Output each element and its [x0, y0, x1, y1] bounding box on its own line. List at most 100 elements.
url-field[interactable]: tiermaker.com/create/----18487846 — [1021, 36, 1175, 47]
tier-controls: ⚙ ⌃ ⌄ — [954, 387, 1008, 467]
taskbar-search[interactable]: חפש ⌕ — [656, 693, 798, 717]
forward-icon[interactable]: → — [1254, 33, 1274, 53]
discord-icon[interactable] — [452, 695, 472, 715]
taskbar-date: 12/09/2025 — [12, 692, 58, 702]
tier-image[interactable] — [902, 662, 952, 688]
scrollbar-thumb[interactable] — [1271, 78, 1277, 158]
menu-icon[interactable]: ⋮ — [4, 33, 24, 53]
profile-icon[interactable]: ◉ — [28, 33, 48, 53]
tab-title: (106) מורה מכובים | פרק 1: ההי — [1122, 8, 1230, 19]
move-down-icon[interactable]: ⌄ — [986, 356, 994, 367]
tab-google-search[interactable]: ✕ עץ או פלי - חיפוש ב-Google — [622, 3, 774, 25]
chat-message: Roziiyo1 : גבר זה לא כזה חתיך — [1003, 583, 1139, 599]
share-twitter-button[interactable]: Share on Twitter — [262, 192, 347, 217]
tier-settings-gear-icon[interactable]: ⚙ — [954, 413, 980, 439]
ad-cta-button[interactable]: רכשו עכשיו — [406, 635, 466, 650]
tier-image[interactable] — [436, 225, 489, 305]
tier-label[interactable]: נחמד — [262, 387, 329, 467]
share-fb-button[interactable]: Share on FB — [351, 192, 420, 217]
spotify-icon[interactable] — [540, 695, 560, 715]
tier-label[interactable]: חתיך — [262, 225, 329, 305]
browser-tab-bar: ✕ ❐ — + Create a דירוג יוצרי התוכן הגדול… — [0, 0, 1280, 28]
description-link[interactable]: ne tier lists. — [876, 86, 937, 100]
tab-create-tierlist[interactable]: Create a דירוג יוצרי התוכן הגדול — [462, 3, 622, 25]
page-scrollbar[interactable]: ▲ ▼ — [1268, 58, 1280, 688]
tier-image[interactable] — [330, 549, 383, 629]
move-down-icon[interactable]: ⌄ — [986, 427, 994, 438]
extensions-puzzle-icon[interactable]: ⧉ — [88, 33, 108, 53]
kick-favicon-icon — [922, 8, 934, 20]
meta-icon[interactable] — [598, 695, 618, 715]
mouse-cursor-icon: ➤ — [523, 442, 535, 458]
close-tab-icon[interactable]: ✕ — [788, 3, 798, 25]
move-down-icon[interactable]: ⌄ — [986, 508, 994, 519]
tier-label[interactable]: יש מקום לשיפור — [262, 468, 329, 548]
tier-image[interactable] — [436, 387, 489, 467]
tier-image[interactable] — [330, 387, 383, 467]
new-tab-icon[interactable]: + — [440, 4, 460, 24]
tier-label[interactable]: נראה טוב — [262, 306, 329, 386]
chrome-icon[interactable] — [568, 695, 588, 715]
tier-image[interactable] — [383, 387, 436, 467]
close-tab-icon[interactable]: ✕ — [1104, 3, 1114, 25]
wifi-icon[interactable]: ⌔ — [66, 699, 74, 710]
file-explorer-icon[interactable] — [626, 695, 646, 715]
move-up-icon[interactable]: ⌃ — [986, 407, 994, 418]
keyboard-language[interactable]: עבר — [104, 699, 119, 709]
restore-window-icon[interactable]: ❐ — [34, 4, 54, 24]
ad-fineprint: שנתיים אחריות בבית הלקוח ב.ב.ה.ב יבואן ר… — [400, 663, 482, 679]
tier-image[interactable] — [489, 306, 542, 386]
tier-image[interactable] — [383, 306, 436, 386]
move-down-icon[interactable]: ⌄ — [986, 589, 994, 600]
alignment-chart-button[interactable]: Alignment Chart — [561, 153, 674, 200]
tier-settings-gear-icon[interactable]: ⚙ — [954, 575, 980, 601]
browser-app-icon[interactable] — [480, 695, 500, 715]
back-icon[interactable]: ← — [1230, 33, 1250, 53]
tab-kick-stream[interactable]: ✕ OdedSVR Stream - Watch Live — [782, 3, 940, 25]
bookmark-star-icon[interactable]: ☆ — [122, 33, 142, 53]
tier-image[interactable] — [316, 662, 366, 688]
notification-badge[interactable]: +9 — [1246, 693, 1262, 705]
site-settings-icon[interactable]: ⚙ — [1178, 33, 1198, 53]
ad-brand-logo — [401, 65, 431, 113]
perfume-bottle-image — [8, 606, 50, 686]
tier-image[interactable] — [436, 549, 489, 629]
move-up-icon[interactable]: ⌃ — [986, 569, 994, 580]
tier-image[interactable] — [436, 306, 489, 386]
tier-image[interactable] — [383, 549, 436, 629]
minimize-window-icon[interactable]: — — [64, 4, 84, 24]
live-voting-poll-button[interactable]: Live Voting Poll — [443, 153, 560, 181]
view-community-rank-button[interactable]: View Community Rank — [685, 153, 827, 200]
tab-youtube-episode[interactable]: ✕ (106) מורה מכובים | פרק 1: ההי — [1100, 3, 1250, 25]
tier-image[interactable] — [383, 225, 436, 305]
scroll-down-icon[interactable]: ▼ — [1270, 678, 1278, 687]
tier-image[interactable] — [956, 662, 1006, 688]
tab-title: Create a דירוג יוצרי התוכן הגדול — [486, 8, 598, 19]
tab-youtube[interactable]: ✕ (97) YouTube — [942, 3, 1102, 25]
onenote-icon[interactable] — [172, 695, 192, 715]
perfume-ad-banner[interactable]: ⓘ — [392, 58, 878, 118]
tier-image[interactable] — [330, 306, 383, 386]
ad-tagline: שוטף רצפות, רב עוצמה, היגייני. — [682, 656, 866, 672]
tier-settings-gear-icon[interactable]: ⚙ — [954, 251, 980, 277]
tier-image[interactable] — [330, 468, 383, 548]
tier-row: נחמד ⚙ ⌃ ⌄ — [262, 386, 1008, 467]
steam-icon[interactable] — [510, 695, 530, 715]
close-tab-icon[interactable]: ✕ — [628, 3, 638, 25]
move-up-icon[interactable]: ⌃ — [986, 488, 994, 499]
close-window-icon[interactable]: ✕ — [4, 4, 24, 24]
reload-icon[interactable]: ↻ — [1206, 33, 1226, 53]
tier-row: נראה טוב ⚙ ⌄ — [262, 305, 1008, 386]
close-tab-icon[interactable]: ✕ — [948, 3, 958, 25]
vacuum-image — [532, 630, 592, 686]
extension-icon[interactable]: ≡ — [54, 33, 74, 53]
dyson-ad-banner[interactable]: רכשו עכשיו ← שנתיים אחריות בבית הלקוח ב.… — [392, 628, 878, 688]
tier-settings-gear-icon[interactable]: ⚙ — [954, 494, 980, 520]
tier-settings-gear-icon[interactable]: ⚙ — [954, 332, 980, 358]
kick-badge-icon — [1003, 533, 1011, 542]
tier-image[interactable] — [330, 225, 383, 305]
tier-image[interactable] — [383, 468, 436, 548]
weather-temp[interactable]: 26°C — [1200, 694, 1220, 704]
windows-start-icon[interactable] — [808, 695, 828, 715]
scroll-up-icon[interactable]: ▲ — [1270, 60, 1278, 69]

+ + + + + + +

== Stated problem ==
Copy every one of the records above verbatim, line for line, with nothing changed, added, or left out.

== The response ==
Output each element and its [x0, y0, x1, y1] bounding box on its own line. List at most 100 elements.
url-field[interactable]: tiermaker.com/create/----18487846 — [1021, 36, 1175, 47]
tier-controls: ⚙ ⌃ ⌄ — [954, 387, 1008, 467]
taskbar-search[interactable]: חפש ⌕ — [656, 693, 798, 717]
forward-icon[interactable]: → — [1254, 33, 1274, 53]
discord-icon[interactable] — [452, 695, 472, 715]
taskbar-date: 12/09/2025 — [12, 692, 58, 702]
tier-image[interactable] — [902, 662, 952, 688]
scrollbar-thumb[interactable] — [1271, 78, 1277, 158]
menu-icon[interactable]: ⋮ — [4, 33, 24, 53]
profile-icon[interactable]: ◉ — [28, 33, 48, 53]
tab-title: (106) מורה מכובים | פרק 1: ההי — [1122, 8, 1230, 19]
move-down-icon[interactable]: ⌄ — [986, 356, 994, 367]
tab-google-search[interactable]: ✕ עץ או פלי - חיפוש ב-Google — [622, 3, 774, 25]
chat-message: Roziiyo1 : גבר זה לא כזה חתיך — [1003, 583, 1139, 599]
share-twitter-button[interactable]: Share on Twitter — [262, 192, 347, 217]
tier-settings-gear-icon[interactable]: ⚙ — [954, 413, 980, 439]
ad-cta-button[interactable]: רכשו עכשיו — [406, 635, 466, 650]
tier-image[interactable] — [436, 225, 489, 305]
tier-label[interactable]: נחמד — [262, 387, 329, 467]
share-fb-button[interactable]: Share on FB — [351, 192, 420, 217]
spotify-icon[interactable] — [540, 695, 560, 715]
tier-label[interactable]: חתיך — [262, 225, 329, 305]
browser-tab-bar: ✕ ❐ — + Create a דירוג יוצרי התוכן הגדול… — [0, 0, 1280, 28]
description-link[interactable]: ne tier lists. — [876, 86, 937, 100]
tab-create-tierlist[interactable]: Create a דירוג יוצרי התוכן הגדול — [462, 3, 622, 25]
page-scrollbar[interactable]: ▲ ▼ — [1268, 58, 1280, 688]
tier-image[interactable] — [330, 549, 383, 629]
move-down-icon[interactable]: ⌄ — [986, 427, 994, 438]
extensions-puzzle-icon[interactable]: ⧉ — [88, 33, 108, 53]
kick-favicon-icon — [922, 8, 934, 20]
meta-icon[interactable] — [598, 695, 618, 715]
mouse-cursor-icon: ➤ — [523, 442, 535, 458]
close-tab-icon[interactable]: ✕ — [788, 3, 798, 25]
move-down-icon[interactable]: ⌄ — [986, 508, 994, 519]
tier-label[interactable]: יש מקום לשיפור — [262, 468, 329, 548]
tier-image[interactable] — [436, 387, 489, 467]
tier-image[interactable] — [330, 387, 383, 467]
new-tab-icon[interactable]: + — [440, 4, 460, 24]
tier-label[interactable]: נראה טוב — [262, 306, 329, 386]
chrome-icon[interactable] — [568, 695, 588, 715]
tier-image[interactable] — [383, 387, 436, 467]
close-tab-icon[interactable]: ✕ — [1104, 3, 1114, 25]
wifi-icon[interactable]: ⌔ — [66, 699, 74, 710]
file-explorer-icon[interactable] — [626, 695, 646, 715]
move-up-icon[interactable]: ⌃ — [986, 407, 994, 418]
keyboard-language[interactable]: עבר — [104, 699, 119, 709]
restore-window-icon[interactable]: ❐ — [34, 4, 54, 24]
ad-fineprint: שנתיים אחריות בבית הלקוח ב.ב.ה.ב יבואן ר… — [400, 663, 482, 679]
tier-image[interactable] — [489, 306, 542, 386]
tier-image[interactable] — [383, 306, 436, 386]
move-down-icon[interactable]: ⌄ — [986, 589, 994, 600]
alignment-chart-button[interactable]: Alignment Chart — [561, 153, 674, 200]
tier-settings-gear-icon[interactable]: ⚙ — [954, 575, 980, 601]
browser-app-icon[interactable] — [480, 695, 500, 715]
back-icon[interactable]: ← — [1230, 33, 1250, 53]
tab-kick-stream[interactable]: ✕ OdedSVR Stream - Watch Live — [782, 3, 940, 25]
bookmark-star-icon[interactable]: ☆ — [122, 33, 142, 53]
tier-image[interactable] — [316, 662, 366, 688]
notification-badge[interactable]: +9 — [1246, 693, 1262, 705]
site-settings-icon[interactable]: ⚙ — [1178, 33, 1198, 53]
ad-brand-logo — [401, 65, 431, 113]
perfume-bottle-image — [8, 606, 50, 686]
tier-image[interactable] — [436, 549, 489, 629]
move-up-icon[interactable]: ⌃ — [986, 569, 994, 580]
tier-image[interactable] — [436, 306, 489, 386]
tier-image[interactable] — [383, 549, 436, 629]
minimize-window-icon[interactable]: — — [64, 4, 84, 24]
live-voting-poll-button[interactable]: Live Voting Poll — [443, 153, 560, 181]
view-community-rank-button[interactable]: View Community Rank — [685, 153, 827, 200]
tab-youtube-episode[interactable]: ✕ (106) מורה מכובים | פרק 1: ההי — [1100, 3, 1250, 25]
tier-image[interactable] — [383, 225, 436, 305]
scroll-down-icon[interactable]: ▼ — [1270, 678, 1278, 687]
tier-image[interactable] — [956, 662, 1006, 688]
tab-title: Create a דירוג יוצרי התוכן הגדול — [486, 8, 598, 19]
tab-youtube[interactable]: ✕ (97) YouTube — [942, 3, 1102, 25]
onenote-icon[interactable] — [172, 695, 192, 715]
perfume-ad-banner[interactable]: ⓘ — [392, 58, 878, 118]
tier-image[interactable] — [330, 306, 383, 386]
ad-tagline: שוטף רצפות, רב עוצמה, היגייני. — [682, 656, 866, 672]
tier-settings-gear-icon[interactable]: ⚙ — [954, 251, 980, 277]
tier-image[interactable] — [330, 468, 383, 548]
tier-row: נחמד ⚙ ⌃ ⌄ — [262, 386, 1008, 467]
steam-icon[interactable] — [510, 695, 530, 715]
close-tab-icon[interactable]: ✕ — [628, 3, 638, 25]
move-up-icon[interactable]: ⌃ — [986, 488, 994, 499]
close-window-icon[interactable]: ✕ — [4, 4, 24, 24]
reload-icon[interactable]: ↻ — [1206, 33, 1226, 53]
tier-row: נראה טוב ⚙ ⌄ — [262, 305, 1008, 386]
close-tab-icon[interactable]: ✕ — [948, 3, 958, 25]
vacuum-image — [532, 630, 592, 686]
extension-icon[interactable]: ≡ — [54, 33, 74, 53]
dyson-ad-banner[interactable]: רכשו עכשיו ← שנתיים אחריות בבית הלקוח ב.… — [392, 628, 878, 688]
tier-settings-gear-icon[interactable]: ⚙ — [954, 494, 980, 520]
tier-settings-gear-icon[interactable]: ⚙ — [954, 332, 980, 358]
kick-badge-icon — [1003, 533, 1011, 542]
tier-image[interactable] — [330, 225, 383, 305]
tier-image[interactable] — [383, 468, 436, 548]
weather-temp[interactable]: 26°C — [1200, 694, 1220, 704]
windows-start-icon[interactable] — [808, 695, 828, 715]
scroll-up-icon[interactable]: ▲ — [1270, 60, 1278, 69]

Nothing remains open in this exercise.